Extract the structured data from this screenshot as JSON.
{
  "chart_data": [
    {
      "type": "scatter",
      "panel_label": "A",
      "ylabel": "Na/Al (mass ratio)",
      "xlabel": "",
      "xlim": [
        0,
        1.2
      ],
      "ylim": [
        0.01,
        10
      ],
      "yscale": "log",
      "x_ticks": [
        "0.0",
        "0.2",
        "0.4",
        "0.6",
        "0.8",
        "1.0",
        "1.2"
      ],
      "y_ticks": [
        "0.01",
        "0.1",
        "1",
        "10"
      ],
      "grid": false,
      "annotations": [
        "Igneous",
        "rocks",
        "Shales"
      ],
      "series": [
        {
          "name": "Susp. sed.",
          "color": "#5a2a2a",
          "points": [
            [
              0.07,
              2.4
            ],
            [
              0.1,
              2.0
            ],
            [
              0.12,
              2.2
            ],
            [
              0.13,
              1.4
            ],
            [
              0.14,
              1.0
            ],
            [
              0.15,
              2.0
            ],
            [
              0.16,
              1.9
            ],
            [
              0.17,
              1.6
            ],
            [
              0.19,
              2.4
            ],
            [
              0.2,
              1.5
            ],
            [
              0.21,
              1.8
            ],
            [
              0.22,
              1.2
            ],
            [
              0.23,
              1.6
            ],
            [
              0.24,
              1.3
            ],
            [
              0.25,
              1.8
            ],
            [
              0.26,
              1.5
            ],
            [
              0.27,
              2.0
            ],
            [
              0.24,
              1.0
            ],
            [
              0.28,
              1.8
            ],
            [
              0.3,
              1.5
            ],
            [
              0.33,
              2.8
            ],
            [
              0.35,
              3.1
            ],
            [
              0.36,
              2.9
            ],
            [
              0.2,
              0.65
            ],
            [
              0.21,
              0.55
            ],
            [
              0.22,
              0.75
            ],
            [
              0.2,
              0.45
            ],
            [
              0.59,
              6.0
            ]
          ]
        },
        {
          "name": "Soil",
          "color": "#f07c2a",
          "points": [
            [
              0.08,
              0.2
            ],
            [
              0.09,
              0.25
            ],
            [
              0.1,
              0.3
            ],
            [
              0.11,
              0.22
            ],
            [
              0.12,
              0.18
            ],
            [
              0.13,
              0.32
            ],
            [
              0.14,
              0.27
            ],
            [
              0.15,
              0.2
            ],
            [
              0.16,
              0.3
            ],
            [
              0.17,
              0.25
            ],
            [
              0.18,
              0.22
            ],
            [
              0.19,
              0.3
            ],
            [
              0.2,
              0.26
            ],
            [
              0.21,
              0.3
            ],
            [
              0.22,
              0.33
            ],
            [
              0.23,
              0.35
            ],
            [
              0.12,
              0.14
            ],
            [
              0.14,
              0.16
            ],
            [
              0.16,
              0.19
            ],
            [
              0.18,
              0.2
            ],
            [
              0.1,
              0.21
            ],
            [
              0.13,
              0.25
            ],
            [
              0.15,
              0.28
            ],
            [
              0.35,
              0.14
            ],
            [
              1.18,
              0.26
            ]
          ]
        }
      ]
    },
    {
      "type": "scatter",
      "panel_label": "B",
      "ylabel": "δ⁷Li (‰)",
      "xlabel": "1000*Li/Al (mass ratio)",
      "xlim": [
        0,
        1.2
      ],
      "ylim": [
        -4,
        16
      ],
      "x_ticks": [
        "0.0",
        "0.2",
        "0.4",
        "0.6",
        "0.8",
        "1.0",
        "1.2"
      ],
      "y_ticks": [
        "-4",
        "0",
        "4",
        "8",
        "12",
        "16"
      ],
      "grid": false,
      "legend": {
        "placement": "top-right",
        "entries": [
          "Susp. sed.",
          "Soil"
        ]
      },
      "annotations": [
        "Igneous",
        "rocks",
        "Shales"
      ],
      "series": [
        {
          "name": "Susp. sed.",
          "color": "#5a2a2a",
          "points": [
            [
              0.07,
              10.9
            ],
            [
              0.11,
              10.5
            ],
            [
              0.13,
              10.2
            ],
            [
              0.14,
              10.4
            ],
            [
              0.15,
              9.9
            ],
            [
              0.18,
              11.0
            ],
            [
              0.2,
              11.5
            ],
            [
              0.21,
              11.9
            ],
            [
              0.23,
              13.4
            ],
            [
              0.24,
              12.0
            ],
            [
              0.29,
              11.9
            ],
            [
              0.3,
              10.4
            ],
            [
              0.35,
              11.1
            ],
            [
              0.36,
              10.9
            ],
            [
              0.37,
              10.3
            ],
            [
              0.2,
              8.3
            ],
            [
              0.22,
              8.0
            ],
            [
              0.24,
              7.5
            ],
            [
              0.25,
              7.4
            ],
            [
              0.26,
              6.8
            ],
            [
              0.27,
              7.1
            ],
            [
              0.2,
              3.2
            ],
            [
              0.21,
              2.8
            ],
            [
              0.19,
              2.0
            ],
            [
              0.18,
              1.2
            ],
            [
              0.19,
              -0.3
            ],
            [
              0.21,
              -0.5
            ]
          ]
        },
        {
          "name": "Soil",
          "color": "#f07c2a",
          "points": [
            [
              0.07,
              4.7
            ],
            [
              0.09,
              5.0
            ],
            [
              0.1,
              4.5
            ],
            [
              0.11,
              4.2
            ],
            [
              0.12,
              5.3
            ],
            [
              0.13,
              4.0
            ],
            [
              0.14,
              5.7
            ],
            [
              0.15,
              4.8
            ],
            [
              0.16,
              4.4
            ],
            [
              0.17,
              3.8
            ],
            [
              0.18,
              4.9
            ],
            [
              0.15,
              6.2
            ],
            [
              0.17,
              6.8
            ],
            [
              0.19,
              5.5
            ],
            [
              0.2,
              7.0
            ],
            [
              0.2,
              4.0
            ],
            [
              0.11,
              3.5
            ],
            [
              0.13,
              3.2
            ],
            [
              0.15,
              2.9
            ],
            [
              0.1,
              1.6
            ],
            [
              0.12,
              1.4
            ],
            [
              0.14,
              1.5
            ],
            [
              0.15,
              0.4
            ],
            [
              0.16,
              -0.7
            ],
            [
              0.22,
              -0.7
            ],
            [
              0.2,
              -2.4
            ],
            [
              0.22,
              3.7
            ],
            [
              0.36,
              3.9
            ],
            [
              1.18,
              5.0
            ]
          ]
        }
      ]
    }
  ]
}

----------

▸ Task to complete
Return every record above exactly as it appears.

▸ Response
Extract the structured data from this screenshot as JSON.
{
  "chart_data": [
    {
      "type": "scatter",
      "panel_label": "A",
      "ylabel": "Na/Al (mass ratio)",
      "xlabel": "",
      "xlim": [
        0,
        1.2
      ],
      "ylim": [
        0.01,
        10
      ],
      "yscale": "log",
      "x_ticks": [
        "0.0",
        "0.2",
        "0.4",
        "0.6",
        "0.8",
        "1.0",
        "1.2"
      ],
      "y_ticks": [
        "0.01",
        "0.1",
        "1",
        "10"
      ],
      "grid": false,
      "annotations": [
        "Igneous",
        "rocks",
        "Shales"
      ],
      "series": [
        {
          "name": "Susp. sed.",
          "color": "#5a2a2a",
          "points": [
            [
              0.07,
              2.4
            ],
            [
              0.1,
              2.0
            ],
            [
              0.12,
              2.2
            ],
            [
              0.13,
              1.4
            ],
            [
              0.14,
              1.0
            ],
            [
              0.15,
              2.0
            ],
            [
              0.16,
              1.9
            ],
            [
              0.17,
              1.6
            ],
            [
              0.19,
              2.4
            ],
            [
              0.2,
              1.5
            ],
            [
              0.21,
              1.8
            ],
            [
              0.22,
              1.2
            ],
            [
              0.23,
              1.6
            ],
            [
              0.24,
              1.3
            ],
            [
              0.25,
              1.8
            ],
            [
              0.26,
              1.5
            ],
            [
              0.27,
              2.0
            ],
            [
              0.24,
              1.0
            ],
            [
              0.28,
              1.8
            ],
            [
              0.3,
              1.5
            ],
            [
              0.33,
              2.8
            ],
            [
              0.35,
              3.1
            ],
            [
              0.36,
              2.9
            ],
            [
              0.2,
              0.65
            ],
            [
              0.21,
              0.55
            ],
            [
              0.22,
              0.75
            ],
            [
              0.2,
              0.45
            ],
            [
              0.59,
              6.0
            ]
          ]
        },
        {
          "name": "Soil",
          "color": "#f07c2a",
          "points": [
            [
              0.08,
              0.2
            ],
            [
              0.09,
              0.25
            ],
            [
              0.1,
              0.3
            ],
            [
              0.11,
              0.22
            ],
            [
              0.12,
              0.18
            ],
            [
              0.13,
              0.32
            ],
            [
              0.14,
              0.27
            ],
            [
              0.15,
              0.2
            ],
            [
              0.16,
              0.3
            ],
            [
              0.17,
              0.25
            ],
            [
              0.18,
              0.22
            ],
            [
              0.19,
              0.3
            ],
            [
              0.2,
              0.26
            ],
            [
              0.21,
              0.3
            ],
            [
              0.22,
              0.33
            ],
            [
              0.23,
              0.35
            ],
            [
              0.12,
              0.14
            ],
            [
              0.14,
              0.16
            ],
            [
              0.16,
              0.19
            ],
            [
              0.18,
              0.2
            ],
            [
              0.1,
              0.21
            ],
            [
              0.13,
              0.25
            ],
            [
              0.15,
              0.28
            ],
            [
              0.35,
              0.14
            ],
            [
              1.18,
              0.26
            ]
          ]
        }
      ]
    },
    {
      "type": "scatter",
      "panel_label": "B",
      "ylabel": "δ⁷Li (‰)",
      "xlabel": "1000*Li/Al (mass ratio)",
      "xlim": [
        0,
        1.2
      ],
      "ylim": [
        -4,
        16
      ],
      "x_ticks": [
        "0.0",
        "0.2",
        "0.4",
        "0.6",
        "0.8",
        "1.0",
        "1.2"
      ],
      "y_ticks": [
        "-4",
        "0",
        "4",
        "8",
        "12",
        "16"
      ],
      "grid": false,
      "legend": {
        "placement": "top-right",
        "entries": [
          "Susp. sed.",
          "Soil"
        ]
      },
      "annotations": [
        "Igneous",
        "rocks",
        "Shales"
      ],
      "series": [
        {
          "name": "Susp. sed.",
          "color": "#5a2a2a",
          "points": [
            [
              0.07,
              10.9
            ],
            [
              0.11,
              10.5
            ],
            [
              0.13,
              10.2
            ],
            [
              0.14,
              10.4
            ],
            [
              0.15,
              9.9
            ],
            [
              0.18,
              11.0
            ],
            [
              0.2,
              11.5
            ],
            [
              0.21,
              11.9
            ],
            [
              0.23,
              13.4
            ],
            [
              0.24,
              12.0
            ],
            [
              0.29,
              11.9
            ],
            [
              0.3,
              10.4
            ],
            [
              0.35,
              11.1
            ],
            [
              0.36,
              10.9
            ],
            [
              0.37,
              10.3
            ],
            [
              0.2,
              8.3
            ],
            [
              0.22,
              8.0
            ],
            [
              0.24,
              7.5
            ],
            [
              0.25,
              7.4
            ],
            [
              0.26,
              6.8
            ],
            [
              0.27,
              7.1
            ],
            [
              0.2,
              3.2
            ],
            [
              0.21,
              2.8
            ],
            [
              0.19,
              2.0
            ],
            [
              0.18,
              1.2
            ],
            [
              0.19,
              -0.3
            ],
            [
              0.21,
              -0.5
            ]
          ]
        },
        {
          "name": "Soil",
          "color": "#f07c2a",
          "points": [
            [
              0.07,
              4.7
            ],
            [
              0.09,
              5.0
            ],
            [
              0.1,
              4.5
            ],
            [
              0.11,
              4.2
            ],
            [
              0.12,
              5.3
            ],
            [
              0.13,
              4.0
            ],
            [
              0.14,
              5.7
            ],
            [
              0.15,
              4.8
            ],
            [
              0.16,
              4.4
            ],
            [
              0.17,
              3.8
            ],
            [
              0.18,
              4.9
            ],
            [
              0.15,
              6.2
            ],
            [
              0.17,
              6.8
            ],
            [
              0.19,
              5.5
            ],
            [
              0.2,
              7.0
            ],
            [
              0.2,
              4.0
            ],
            [
              0.11,
              3.5
            ],
            [
              0.13,
              3.2
            ],
            [
              0.15,
              2.9
            ],
            [
              0.1,
              1.6
            ],
            [
              0.12,
              1.4
            ],
            [
              0.14,
              1.5
            ],
            [
              0.15,
              0.4
            ],
            [
              0.16,
              -0.7
            ],
            [
              0.22,
              -0.7
            ],
            [
              0.2,
              -2.4
            ],
            [
              0.22,
              3.7
            ],
            [
              0.36,
              3.9
            ],
            [
              1.18,
              5.0
            ]
          ]
        }
      ]
    }
  ]
}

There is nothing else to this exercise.